## begin DATA SUPPLIED
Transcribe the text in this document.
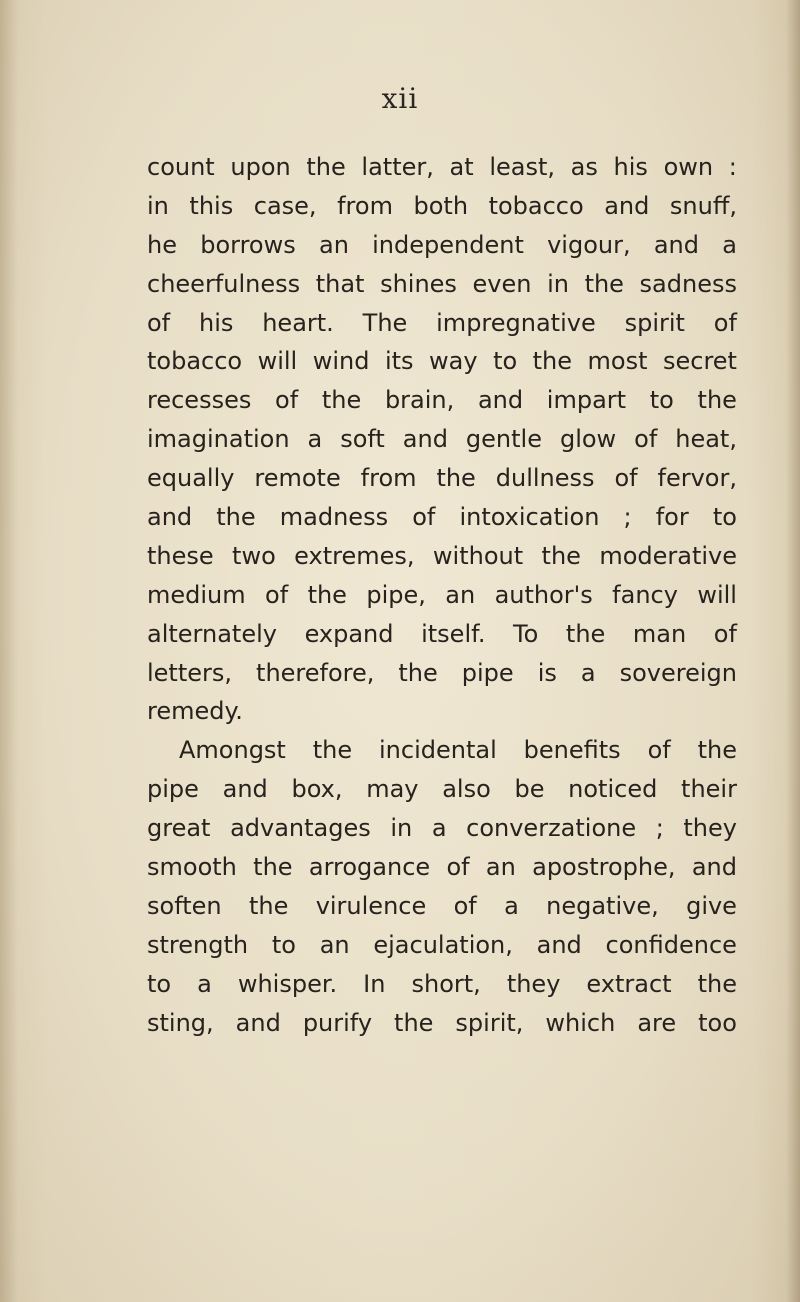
xii
count upon the latter, at least, as his own :
in this case, from both tobacco and snuff,
he borrows an independent vigour, and a
cheerfulness that shines even in the sadness
of his heart. The impregnative spirit of
tobacco will wind its way to the most secret
recesses of the brain, and impart to the
imagination a soft and gentle glow of heat,
equally remote from the dullness of fervor,
and the madness of intoxication ; for to
these two extremes, without the moderative
medium of the pipe, an author's fancy will
alternately expand itself. To the man of
letters, therefore, the pipe is a sovereign
remedy.
Amongst the incidental benefits of the
pipe and box, may also be noticed their
great advantages in a converzatione ; they
smooth the arrogance of an apostrophe, and
soften the virulence of a negative, give
strength to an ejaculation, and confidence
to a whisper. In short, they extract the
sting, and purify the spirit, which are too
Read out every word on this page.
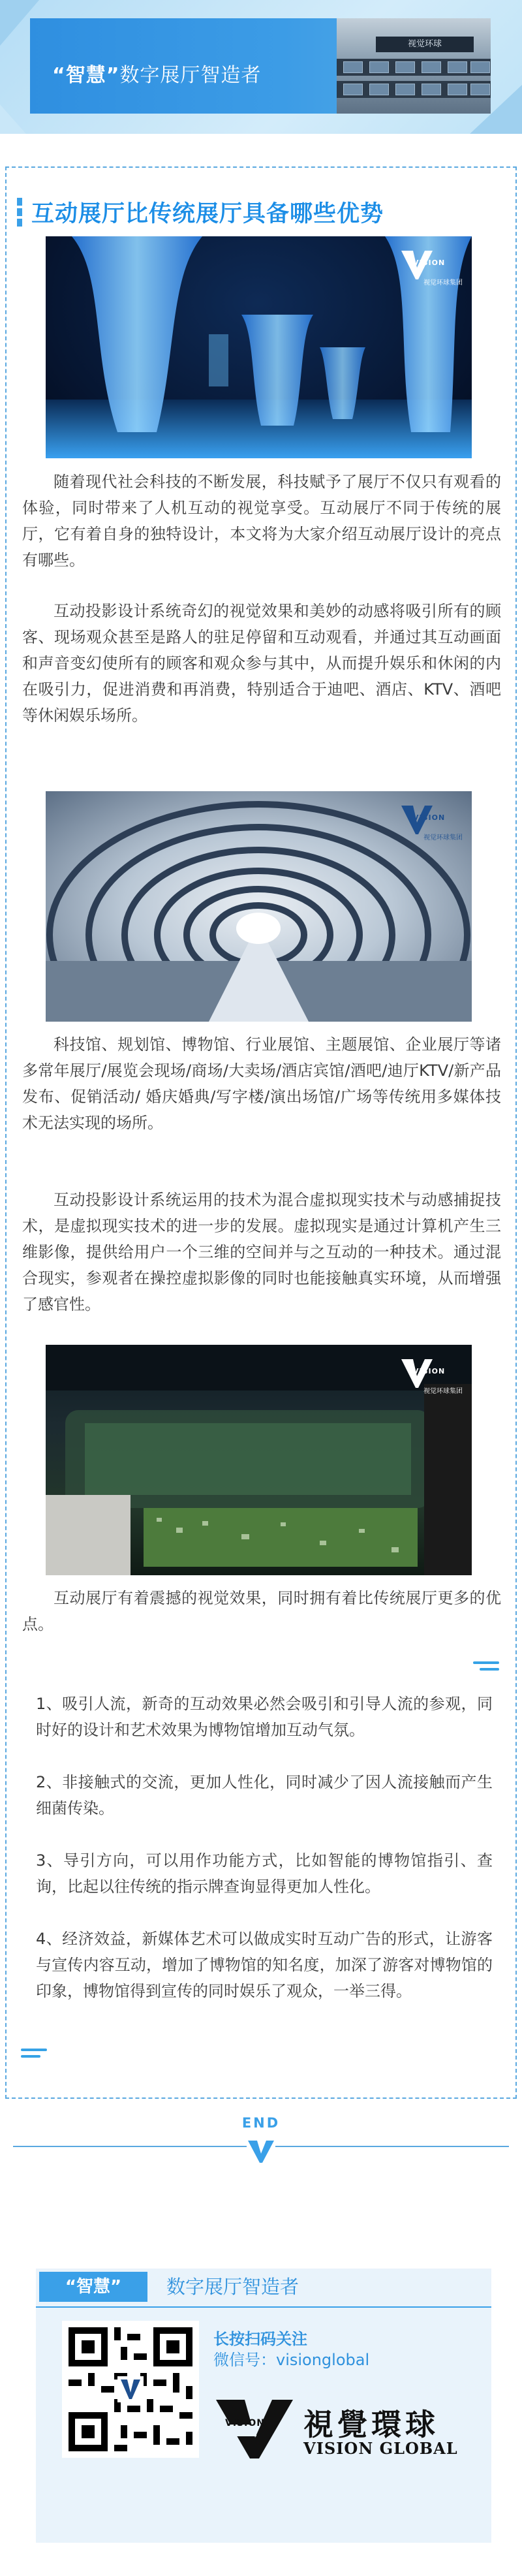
视觉环球
“智慧”数字展厅智造者
互动展厅比传统展厅具备哪些优势
VISION
视觉环球集团
随着现代社会科技的不断发展，科技赋予了展厅不仅只有观看的体验，同时带来了人机互动的视觉享受。互动展厅不同于传统的展厅，它有着自身的独特设计，本文将为大家介绍互动展厅设计的亮点有哪些。
互动投影设计系统奇幻的视觉效果和美妙的动感将吸引所有的顾客、现场观众甚至是路人的驻足停留和互动观看，并通过其互动画面和声音变幻使所有的顾客和观众参与其中，从而提升娱乐和休闲的内在吸引力，促进消费和再消费，特别适合于迪吧、酒店、KTV、酒吧等休闲娱乐场所。
VISION
视觉环球集团
科技馆、规划馆、博物馆、行业展馆、主题展馆、企业展厅等诸多常年展厅/展览会现场/商场/大卖场/酒店宾馆/酒吧/迪厅KTV/新产品发布、促销活动/ 婚庆婚典/写字楼/演出场馆/广场等传统用多媒体技术无法实现的场所。
互动投影设计系统运用的技术为混合虚拟现实技术与动感捕捉技术，是虚拟现实技术的进一步的发展。虚拟现实是通过计算机产生三维影像，提供给用户一个三维的空间并与之互动的一种技术。通过混合现实，参观者在操控虚拟影像的同时也能接触真实环境，从而增强了感官性。
VISION
视觉环球集团
互动展厅有着震撼的视觉效果，同时拥有着比传统展厅更多的优点。
1、吸引人流，新奇的互动效果必然会吸引和引导人流的参观，同时好的设计和艺术效果为博物馆增加互动气氛。
2、非接触式的交流，更加人性化，同时减少了因人流接触而产生细菌传染。
3、导引方向，可以用作功能方式，比如智能的博物馆指引、查询，比起以往传统的指示牌查询显得更加人性化。
4、经济效益，新媒体艺术可以做成实时互动广告的形式，让游客与宣传内容互动，增加了博物馆的知名度，加深了游客对博物馆的印象，博物馆得到宣传的同时娱乐了观众，一举三得。
END
“智慧”	数字展厅智造者
长按扫码关注
微信号：visionglobal
VISION 視覺環球
VISION GLOBAL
## end DATA SUPPLIED
Only the lines from the one containing "Read out every word on this page." through the end of the listing are to be quoted, exactly and with both ends included; pictures are left out.

Read out every word on this page.
视觉环球
“智慧”数字展厅智造者
互动展厅比传统展厅具备哪些优势
VISION
视觉环球集团
随着现代社会科技的不断发展，科技赋予了展厅不仅只有观看的体验，同时带来了人机互动的视觉享受。互动展厅不同于传统的展厅，它有着自身的独特设计，本文将为大家介绍互动展厅设计的亮点有哪些。
互动投影设计系统奇幻的视觉效果和美妙的动感将吸引所有的顾客、现场观众甚至是路人的驻足停留和互动观看，并通过其互动画面和声音变幻使所有的顾客和观众参与其中，从而提升娱乐和休闲的内在吸引力，促进消费和再消费，特别适合于迪吧、酒店、KTV、酒吧等休闲娱乐场所。
VISION
视觉环球集团
科技馆、规划馆、博物馆、行业展馆、主题展馆、企业展厅等诸多常年展厅/展览会现场/商场/大卖场/酒店宾馆/酒吧/迪厅KTV/新产品发布、促销活动/ 婚庆婚典/写字楼/演出场馆/广场等传统用多媒体技术无法实现的场所。
互动投影设计系统运用的技术为混合虚拟现实技术与动感捕捉技术，是虚拟现实技术的进一步的发展。虚拟现实是通过计算机产生三维影像，提供给用户一个三维的空间并与之互动的一种技术。通过混合现实，参观者在操控虚拟影像的同时也能接触真实环境，从而增强了感官性。
VISION
视觉环球集团
互动展厅有着震撼的视觉效果，同时拥有着比传统展厅更多的优点。
1、吸引人流，新奇的互动效果必然会吸引和引导人流的参观，同时好的设计和艺术效果为博物馆增加互动气氛。
2、非接触式的交流，更加人性化，同时减少了因人流接触而产生细菌传染。
3、导引方向，可以用作功能方式，比如智能的博物馆指引、查询，比起以往传统的指示牌查询显得更加人性化。
4、经济效益，新媒体艺术可以做成实时互动广告的形式，让游客与宣传内容互动，增加了博物馆的知名度，加深了游客对博物馆的印象，博物馆得到宣传的同时娱乐了观众，一举三得。
END
“智慧”	数字展厅智造者
长按扫码关注
微信号：visionglobal
VISION 視覺環球
VISION GLOBAL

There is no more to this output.